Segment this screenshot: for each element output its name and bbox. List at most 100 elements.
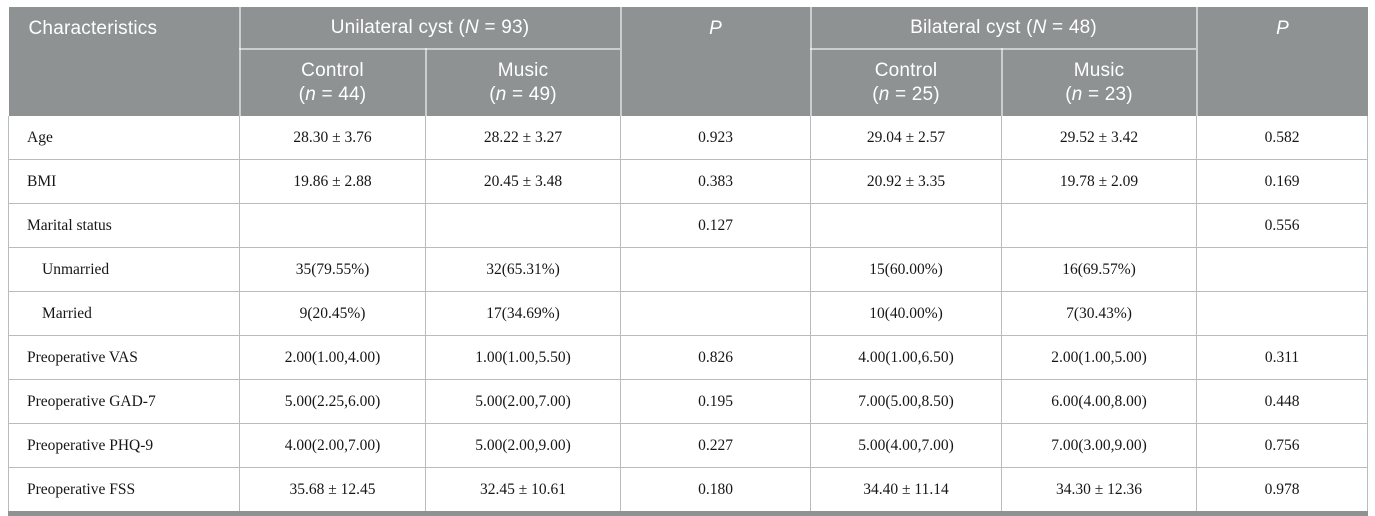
p-value-cell: 0.978 [1196,467,1369,514]
value-cell: 2.00(1.00,5.00) [1001,335,1198,380]
value-cell: 5.00(2.25,6.00) [239,379,426,424]
p-value-cell [1196,291,1369,336]
header-row-groups: Characteristics Unilateral cyst (N = 93)… [8,7,1368,116]
row-label: Preoperative PHQ-9 [8,423,240,468]
row-married: Married 9(20.45%) 17(34.69%) 10(40.00%) … [8,291,1369,336]
header-row-subgroups: Control (n = 44) Music (n = 49) Control … [9,49,1368,116]
subheader-name: Control [874,60,938,81]
value-cell [810,203,1003,248]
value-cell: 15(60.00%) [810,247,1003,292]
value-cell: 34.40 ± 11.14 [810,467,1003,514]
row-preop-fss: Preoperative FSS 35.68 ± 12.45 32.45 ± 1… [8,467,1369,514]
n-symbol: n [495,84,507,105]
value-cell: 29.04 ± 2.57 [810,116,1003,160]
value-cell: 2.00(1.00,4.00) [239,335,426,380]
subheader-n: (n = 23) [1065,84,1133,105]
p-value-cell [620,291,812,336]
value-cell: 5.00(2.00,9.00) [424,423,622,468]
value-cell: 20.45 ± 3.48 [424,159,622,204]
value-cell: 34.30 ± 12.36 [1001,467,1198,514]
value-cell: 4.00(2.00,7.00) [239,423,426,468]
p-value-cell: 0.195 [620,379,812,424]
header-p-bilateral: P [1195,7,1368,116]
p-value-cell: 0.448 [1196,379,1369,424]
value-cell: 7.00(3.00,9.00) [1001,423,1198,468]
row-label: Preoperative VAS [8,335,240,380]
row-label: Unmarried [8,247,240,292]
value-cell: 35.68 ± 12.45 [239,467,426,514]
value-cell: 7.00(5.00,8.50) [810,379,1003,424]
group-label-text: Bilateral cyst ( [910,16,1033,38]
value-cell: 32.45 ± 10.61 [424,467,622,514]
p-value-cell: 0.311 [1196,335,1369,380]
p-value-cell: 0.826 [620,335,812,380]
p-value-cell [620,247,812,292]
row-bmi: BMI 19.86 ± 2.88 20.45 ± 3.48 0.383 20.9… [8,159,1369,204]
subheader-music-unilateral: Music (n = 49) [424,49,621,116]
row-age: Age 28.30 ± 3.76 28.22 ± 3.27 0.923 29.0… [8,116,1369,160]
row-unmarried: Unmarried 35(79.55%) 32(65.31%) 15(60.00… [8,247,1369,292]
group-n-symbol: N [465,16,479,38]
subheader-name: Control [301,60,364,81]
p-label: P [709,18,722,39]
n-symbol: n [305,84,316,105]
group-label-text: Unilateral cyst ( [330,16,466,38]
value-cell: 20.92 ± 3.35 [810,159,1003,204]
value-cell: 5.00(4.00,7.00) [810,423,1003,468]
group-n-symbol: N [1032,16,1047,38]
value-cell [424,203,622,248]
header-characteristics: Characteristics [8,7,240,116]
header-p-unilateral: P [619,7,811,116]
p-value-cell: 0.556 [1196,203,1369,248]
p-value-cell: 0.582 [1196,116,1369,160]
header-group-unilateral: Unilateral cyst (N = 93) [238,7,621,50]
p-value-cell: 0.127 [620,203,812,248]
value-cell: 29.52 ± 3.42 [1001,116,1198,160]
subheader-name: Music [1073,60,1125,81]
p-value-cell: 0.383 [620,159,812,204]
group-label-text: = 48) [1046,16,1097,38]
value-cell [239,203,426,248]
p-value-cell [1196,247,1369,292]
value-cell: 10(40.00%) [810,291,1003,336]
table-body: Age 28.30 ± 3.76 28.22 ± 3.27 0.923 29.0… [8,116,1369,514]
subheader-n: (n = 49) [489,84,557,105]
value-cell: 17(34.69%) [424,291,622,336]
value-cell: 5.00(2.00,7.00) [424,379,622,424]
value-cell: 7(30.43%) [1001,291,1198,336]
p-value-cell: 0.756 [1196,423,1369,468]
value-cell: 4.00(1.00,6.50) [810,335,1003,380]
subheader-control-unilateral: Control (n = 44) [238,49,426,116]
row-label: Marital status [8,203,240,248]
p-value-cell: 0.923 [620,116,812,160]
p-value-cell: 0.180 [620,467,812,514]
value-cell: 28.22 ± 3.27 [424,116,622,160]
header-characteristics-label: Characteristics [28,18,158,39]
n-symbol: n [1071,84,1083,105]
row-label: Preoperative FSS [8,467,240,514]
row-preop-phq9: Preoperative PHQ-9 4.00(2.00,7.00) 5.00(… [8,423,1369,468]
value-cell: 16(69.57%) [1001,247,1198,292]
value-cell [1001,203,1198,248]
subheader-music-bilateral: Music (n = 23) [1000,49,1197,116]
baseline-characteristics-table: Characteristics Unilateral cyst (N = 93)… [8,7,1369,516]
value-cell: 1.00(1.00,5.50) [424,335,622,380]
value-cell: 19.86 ± 2.88 [239,159,426,204]
group-label-text: = 93) [478,16,530,38]
p-label: P [1276,18,1289,39]
row-label: Preoperative GAD-7 [8,379,240,424]
value-cell: 35(79.55%) [239,247,426,292]
value-cell: 6.00(4.00,8.00) [1001,379,1198,424]
subheader-n: (n = 25) [872,84,940,105]
row-label: Age [8,116,240,160]
subheader-n: (n = 44) [298,84,367,105]
value-cell: 19.78 ± 2.09 [1001,159,1198,204]
subheader-name: Music [497,60,549,81]
table-header: Characteristics Unilateral cyst (N = 93)… [8,7,1368,116]
value-cell: 28.30 ± 3.76 [239,116,426,160]
p-value-cell: 0.169 [1196,159,1369,204]
row-preop-vas: Preoperative VAS 2.00(1.00,4.00) 1.00(1.… [8,335,1369,380]
value-cell: 32(65.31%) [424,247,622,292]
subheader-control-bilateral: Control (n = 25) [809,49,1002,116]
row-marital-status: Marital status 0.127 0.556 [8,203,1369,248]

——————————

How many lines of the listing above contain the string "status"? Matches are case-sensitive, and the reply should be only the number.

Written response
2